Extracted records
-- BEGIN --

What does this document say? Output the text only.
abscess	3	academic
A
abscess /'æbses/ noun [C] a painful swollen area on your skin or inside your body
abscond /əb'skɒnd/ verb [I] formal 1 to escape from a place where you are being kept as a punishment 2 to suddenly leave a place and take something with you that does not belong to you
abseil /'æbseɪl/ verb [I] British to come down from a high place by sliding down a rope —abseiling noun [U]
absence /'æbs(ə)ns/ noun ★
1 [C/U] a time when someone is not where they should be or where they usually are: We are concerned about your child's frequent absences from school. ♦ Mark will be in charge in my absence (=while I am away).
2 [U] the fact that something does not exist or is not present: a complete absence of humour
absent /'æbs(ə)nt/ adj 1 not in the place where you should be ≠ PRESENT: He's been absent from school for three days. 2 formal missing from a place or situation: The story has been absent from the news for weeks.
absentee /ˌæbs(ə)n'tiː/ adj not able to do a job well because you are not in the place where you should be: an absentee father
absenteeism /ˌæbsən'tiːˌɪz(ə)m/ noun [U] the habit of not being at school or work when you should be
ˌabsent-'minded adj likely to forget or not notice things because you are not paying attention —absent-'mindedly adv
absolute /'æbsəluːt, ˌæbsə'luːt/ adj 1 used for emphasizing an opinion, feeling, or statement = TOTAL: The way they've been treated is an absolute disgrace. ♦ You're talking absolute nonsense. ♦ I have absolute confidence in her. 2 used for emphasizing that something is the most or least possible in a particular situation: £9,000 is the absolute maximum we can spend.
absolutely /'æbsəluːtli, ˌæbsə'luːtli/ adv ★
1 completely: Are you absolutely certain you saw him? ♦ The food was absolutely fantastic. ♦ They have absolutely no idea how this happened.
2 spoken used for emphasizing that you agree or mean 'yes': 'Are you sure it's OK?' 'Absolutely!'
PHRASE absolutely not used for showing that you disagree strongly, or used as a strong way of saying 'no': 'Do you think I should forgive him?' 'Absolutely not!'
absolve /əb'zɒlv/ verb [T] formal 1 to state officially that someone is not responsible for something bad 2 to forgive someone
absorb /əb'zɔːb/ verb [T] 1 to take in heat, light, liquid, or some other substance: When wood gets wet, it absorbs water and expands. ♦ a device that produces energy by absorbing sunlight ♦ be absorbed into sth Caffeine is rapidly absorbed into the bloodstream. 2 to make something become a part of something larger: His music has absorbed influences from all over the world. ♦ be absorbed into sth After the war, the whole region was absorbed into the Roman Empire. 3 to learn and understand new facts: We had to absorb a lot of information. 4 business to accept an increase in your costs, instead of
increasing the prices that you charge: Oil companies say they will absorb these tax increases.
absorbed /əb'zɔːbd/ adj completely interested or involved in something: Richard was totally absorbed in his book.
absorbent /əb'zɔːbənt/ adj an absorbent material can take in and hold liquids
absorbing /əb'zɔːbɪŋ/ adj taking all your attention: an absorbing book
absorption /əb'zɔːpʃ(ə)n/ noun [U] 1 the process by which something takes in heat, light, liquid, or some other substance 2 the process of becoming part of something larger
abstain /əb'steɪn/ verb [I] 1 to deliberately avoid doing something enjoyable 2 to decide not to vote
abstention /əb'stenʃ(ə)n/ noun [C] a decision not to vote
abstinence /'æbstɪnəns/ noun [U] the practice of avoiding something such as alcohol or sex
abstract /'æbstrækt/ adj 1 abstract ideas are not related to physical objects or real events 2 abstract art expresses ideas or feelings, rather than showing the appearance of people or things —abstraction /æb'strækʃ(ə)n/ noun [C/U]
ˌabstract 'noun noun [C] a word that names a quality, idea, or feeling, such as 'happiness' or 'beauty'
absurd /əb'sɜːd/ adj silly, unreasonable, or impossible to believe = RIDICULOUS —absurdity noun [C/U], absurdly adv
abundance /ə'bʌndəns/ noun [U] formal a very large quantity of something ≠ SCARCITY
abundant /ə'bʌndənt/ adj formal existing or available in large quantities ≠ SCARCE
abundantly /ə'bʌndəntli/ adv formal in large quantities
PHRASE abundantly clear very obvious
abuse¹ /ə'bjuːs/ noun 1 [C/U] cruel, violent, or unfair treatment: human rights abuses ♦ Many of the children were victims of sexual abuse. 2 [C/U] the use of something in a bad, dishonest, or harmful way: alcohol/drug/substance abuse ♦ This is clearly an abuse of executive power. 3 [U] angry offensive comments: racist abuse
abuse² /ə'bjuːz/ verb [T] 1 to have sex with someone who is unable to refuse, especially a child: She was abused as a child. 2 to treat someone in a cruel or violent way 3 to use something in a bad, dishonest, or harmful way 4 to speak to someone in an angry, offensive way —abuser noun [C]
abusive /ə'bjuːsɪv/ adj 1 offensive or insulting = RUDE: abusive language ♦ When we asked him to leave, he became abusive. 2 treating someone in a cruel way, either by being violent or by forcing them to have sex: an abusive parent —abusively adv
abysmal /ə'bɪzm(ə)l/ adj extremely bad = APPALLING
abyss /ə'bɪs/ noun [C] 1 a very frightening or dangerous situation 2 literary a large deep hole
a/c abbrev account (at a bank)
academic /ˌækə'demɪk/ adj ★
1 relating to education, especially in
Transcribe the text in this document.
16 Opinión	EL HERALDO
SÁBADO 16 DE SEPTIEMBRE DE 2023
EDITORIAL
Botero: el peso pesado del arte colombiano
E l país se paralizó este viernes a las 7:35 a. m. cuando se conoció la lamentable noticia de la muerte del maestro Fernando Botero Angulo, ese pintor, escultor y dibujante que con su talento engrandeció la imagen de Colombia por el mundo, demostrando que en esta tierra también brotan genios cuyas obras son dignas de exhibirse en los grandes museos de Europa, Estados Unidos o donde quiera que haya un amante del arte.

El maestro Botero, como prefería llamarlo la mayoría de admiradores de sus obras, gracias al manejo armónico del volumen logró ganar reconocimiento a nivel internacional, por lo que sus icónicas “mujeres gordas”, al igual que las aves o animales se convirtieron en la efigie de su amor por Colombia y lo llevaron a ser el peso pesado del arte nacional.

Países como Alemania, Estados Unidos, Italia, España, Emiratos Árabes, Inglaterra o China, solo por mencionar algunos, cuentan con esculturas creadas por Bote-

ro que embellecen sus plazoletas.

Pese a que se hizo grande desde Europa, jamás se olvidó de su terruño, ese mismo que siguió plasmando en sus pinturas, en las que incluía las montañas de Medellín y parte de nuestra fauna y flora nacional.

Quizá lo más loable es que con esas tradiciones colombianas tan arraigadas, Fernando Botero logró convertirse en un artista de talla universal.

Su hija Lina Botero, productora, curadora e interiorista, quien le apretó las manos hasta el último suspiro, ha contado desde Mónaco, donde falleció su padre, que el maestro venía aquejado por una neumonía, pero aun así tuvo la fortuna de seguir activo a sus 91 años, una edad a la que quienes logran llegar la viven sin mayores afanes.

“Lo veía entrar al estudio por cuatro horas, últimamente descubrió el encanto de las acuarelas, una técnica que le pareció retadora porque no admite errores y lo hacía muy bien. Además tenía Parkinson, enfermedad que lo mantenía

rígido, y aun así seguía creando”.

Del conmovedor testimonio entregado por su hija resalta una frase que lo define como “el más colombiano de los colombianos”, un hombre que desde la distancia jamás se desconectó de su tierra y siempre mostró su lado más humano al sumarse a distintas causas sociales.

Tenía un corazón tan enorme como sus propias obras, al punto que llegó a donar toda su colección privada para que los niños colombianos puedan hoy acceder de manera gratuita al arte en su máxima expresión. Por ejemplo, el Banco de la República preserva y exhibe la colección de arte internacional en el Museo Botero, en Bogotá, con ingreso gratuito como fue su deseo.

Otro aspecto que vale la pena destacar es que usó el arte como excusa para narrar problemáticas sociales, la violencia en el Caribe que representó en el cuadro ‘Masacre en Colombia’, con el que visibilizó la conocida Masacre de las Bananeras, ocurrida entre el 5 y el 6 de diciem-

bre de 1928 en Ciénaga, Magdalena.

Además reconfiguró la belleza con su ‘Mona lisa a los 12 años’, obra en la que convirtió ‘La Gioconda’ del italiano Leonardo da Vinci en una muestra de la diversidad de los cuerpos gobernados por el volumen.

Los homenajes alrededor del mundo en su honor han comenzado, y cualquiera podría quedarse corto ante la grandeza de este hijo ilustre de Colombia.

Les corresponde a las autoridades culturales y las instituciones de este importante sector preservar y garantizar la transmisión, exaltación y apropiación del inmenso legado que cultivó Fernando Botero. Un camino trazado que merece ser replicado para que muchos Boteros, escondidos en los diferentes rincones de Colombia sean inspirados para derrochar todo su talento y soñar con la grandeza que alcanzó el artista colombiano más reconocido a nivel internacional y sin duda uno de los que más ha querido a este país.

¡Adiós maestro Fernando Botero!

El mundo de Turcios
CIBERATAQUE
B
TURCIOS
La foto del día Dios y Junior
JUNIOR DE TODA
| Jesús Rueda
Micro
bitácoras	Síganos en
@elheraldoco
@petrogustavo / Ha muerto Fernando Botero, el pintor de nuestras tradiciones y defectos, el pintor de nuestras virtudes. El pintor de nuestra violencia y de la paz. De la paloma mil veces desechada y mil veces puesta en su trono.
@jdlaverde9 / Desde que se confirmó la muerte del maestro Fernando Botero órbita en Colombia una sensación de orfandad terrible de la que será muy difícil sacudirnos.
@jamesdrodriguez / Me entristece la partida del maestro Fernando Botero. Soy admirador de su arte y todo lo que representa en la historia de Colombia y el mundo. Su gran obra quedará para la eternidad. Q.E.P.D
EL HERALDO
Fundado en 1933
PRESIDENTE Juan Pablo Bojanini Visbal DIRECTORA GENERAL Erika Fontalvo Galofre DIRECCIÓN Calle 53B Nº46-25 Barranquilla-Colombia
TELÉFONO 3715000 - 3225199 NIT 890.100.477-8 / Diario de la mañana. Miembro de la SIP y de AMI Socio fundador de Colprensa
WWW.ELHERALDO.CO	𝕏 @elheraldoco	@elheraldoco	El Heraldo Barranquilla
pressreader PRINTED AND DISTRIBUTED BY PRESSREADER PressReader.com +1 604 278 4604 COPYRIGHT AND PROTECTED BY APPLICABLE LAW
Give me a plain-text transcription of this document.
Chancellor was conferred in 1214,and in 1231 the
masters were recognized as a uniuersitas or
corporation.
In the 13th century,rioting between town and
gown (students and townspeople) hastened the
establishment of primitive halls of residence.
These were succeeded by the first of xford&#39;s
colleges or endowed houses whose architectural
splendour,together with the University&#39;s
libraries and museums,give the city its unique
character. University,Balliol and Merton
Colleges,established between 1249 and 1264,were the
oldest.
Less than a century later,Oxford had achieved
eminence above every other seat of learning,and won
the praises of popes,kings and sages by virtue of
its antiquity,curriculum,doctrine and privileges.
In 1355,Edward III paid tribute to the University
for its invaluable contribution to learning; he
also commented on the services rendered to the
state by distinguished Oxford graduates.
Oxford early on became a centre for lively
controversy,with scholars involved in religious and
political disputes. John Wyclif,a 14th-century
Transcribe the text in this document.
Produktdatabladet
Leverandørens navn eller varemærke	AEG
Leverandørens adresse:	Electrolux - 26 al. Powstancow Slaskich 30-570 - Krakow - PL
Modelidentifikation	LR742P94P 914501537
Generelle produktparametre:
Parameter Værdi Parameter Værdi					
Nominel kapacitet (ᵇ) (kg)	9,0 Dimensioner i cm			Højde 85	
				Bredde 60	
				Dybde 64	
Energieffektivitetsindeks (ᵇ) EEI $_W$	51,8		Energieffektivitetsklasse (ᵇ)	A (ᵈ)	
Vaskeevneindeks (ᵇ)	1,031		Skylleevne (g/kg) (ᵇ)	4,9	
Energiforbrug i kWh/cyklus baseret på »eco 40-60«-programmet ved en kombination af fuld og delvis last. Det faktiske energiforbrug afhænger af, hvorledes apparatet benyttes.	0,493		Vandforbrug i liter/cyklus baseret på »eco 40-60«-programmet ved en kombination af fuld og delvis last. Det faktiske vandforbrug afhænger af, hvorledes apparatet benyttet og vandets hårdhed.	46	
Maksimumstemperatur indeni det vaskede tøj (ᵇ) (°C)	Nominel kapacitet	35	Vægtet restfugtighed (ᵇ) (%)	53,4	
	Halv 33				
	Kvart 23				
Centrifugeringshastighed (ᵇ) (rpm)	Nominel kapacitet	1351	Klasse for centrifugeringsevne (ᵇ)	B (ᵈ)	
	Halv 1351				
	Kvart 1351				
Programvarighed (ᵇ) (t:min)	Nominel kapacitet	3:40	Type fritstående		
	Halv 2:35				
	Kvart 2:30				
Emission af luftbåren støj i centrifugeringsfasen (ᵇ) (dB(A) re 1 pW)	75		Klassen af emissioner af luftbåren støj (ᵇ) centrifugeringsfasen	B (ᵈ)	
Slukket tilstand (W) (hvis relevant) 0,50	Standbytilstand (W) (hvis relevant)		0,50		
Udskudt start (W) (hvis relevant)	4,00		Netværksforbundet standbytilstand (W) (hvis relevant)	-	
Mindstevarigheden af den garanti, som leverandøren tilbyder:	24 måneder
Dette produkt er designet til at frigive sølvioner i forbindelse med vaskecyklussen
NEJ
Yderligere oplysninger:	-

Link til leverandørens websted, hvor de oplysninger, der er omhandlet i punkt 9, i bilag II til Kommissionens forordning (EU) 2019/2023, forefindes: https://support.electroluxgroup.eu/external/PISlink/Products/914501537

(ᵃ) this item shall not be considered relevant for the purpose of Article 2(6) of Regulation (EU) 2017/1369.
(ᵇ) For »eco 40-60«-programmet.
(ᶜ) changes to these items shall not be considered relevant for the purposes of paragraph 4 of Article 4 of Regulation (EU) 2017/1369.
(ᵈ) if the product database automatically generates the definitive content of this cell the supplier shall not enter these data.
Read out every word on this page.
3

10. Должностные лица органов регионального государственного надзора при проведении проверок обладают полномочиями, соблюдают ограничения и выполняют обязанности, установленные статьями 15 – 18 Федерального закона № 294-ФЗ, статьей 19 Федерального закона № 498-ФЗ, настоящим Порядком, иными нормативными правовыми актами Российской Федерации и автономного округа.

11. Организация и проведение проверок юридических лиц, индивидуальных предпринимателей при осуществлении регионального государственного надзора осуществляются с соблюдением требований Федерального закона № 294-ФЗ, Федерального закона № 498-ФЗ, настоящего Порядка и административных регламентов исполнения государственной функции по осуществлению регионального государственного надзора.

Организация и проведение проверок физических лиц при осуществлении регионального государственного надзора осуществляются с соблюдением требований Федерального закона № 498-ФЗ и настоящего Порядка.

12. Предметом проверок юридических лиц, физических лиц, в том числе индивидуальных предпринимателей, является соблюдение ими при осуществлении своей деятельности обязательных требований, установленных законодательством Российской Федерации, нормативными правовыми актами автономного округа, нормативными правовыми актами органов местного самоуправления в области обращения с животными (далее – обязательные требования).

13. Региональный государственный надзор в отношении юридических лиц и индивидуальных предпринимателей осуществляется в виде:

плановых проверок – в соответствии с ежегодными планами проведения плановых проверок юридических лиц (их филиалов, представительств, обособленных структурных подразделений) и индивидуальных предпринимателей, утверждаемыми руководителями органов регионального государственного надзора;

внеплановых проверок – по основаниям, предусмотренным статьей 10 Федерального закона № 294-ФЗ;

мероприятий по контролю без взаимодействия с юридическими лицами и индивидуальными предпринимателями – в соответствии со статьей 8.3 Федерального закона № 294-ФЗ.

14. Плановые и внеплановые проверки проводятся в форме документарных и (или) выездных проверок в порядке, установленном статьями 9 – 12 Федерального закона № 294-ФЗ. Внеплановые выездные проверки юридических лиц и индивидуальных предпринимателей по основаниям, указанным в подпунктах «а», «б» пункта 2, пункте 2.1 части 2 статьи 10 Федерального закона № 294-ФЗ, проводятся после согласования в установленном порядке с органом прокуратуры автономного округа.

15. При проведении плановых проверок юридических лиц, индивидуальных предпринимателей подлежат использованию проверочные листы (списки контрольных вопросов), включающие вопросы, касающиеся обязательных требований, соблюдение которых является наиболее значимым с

-- END --

**GIVEN TASK:**
Return from the data every line that holds "involved".

**ANSWER TO THIS TASK:**
absorbed /əb'zɔːbd/ adj completely interested or involved in something: Richard was totally absorbed in his book.
controversy,with scholars involved in religious and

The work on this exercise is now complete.